### WHAT IS ASKED:
Give the number of lines in the entries that contain "山西省能源局". State only the count.

Data excerpts:
===============

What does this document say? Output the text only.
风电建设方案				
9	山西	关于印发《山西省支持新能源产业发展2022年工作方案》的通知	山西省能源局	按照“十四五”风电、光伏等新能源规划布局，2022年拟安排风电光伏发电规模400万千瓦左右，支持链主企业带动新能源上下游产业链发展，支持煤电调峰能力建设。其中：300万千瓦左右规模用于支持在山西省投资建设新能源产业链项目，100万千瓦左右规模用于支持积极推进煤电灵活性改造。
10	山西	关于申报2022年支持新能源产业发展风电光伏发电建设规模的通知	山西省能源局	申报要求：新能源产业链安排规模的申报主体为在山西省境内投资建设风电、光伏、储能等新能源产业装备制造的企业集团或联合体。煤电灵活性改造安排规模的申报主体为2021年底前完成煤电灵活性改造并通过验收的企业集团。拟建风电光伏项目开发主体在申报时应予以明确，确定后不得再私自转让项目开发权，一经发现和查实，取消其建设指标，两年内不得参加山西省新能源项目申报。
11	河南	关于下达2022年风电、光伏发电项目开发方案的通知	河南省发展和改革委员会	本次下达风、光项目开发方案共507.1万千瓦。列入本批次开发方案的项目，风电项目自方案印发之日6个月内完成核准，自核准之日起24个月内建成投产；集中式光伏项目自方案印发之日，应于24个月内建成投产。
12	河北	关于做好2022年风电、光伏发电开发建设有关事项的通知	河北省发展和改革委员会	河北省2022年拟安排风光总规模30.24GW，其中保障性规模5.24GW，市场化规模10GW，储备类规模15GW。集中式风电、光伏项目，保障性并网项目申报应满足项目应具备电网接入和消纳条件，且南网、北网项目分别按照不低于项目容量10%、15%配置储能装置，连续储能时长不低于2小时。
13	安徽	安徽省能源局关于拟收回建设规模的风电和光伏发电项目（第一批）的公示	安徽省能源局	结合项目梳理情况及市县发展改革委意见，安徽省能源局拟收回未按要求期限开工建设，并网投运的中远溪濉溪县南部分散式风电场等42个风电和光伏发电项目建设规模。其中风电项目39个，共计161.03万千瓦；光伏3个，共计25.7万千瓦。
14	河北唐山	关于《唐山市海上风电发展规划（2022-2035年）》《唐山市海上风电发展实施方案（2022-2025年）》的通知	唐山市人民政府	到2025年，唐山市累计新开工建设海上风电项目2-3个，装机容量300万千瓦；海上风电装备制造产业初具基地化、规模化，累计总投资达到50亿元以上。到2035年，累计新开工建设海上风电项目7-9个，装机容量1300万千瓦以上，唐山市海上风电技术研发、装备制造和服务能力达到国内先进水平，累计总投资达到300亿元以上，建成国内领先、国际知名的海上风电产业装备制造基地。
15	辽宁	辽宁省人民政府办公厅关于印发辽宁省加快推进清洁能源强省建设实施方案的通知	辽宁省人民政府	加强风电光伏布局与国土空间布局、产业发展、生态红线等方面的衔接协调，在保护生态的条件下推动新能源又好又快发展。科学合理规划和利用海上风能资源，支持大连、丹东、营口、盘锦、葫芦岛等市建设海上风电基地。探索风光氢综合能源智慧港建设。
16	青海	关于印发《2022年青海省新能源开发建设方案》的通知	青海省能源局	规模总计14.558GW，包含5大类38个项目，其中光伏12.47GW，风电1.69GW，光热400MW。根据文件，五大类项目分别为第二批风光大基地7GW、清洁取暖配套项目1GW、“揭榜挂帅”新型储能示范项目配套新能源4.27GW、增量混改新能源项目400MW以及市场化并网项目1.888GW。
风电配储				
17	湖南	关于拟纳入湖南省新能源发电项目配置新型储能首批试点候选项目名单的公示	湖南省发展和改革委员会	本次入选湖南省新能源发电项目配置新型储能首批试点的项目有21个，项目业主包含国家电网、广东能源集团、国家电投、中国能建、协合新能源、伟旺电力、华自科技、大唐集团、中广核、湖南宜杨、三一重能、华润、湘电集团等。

===============

### OUTPUT BELOW:
2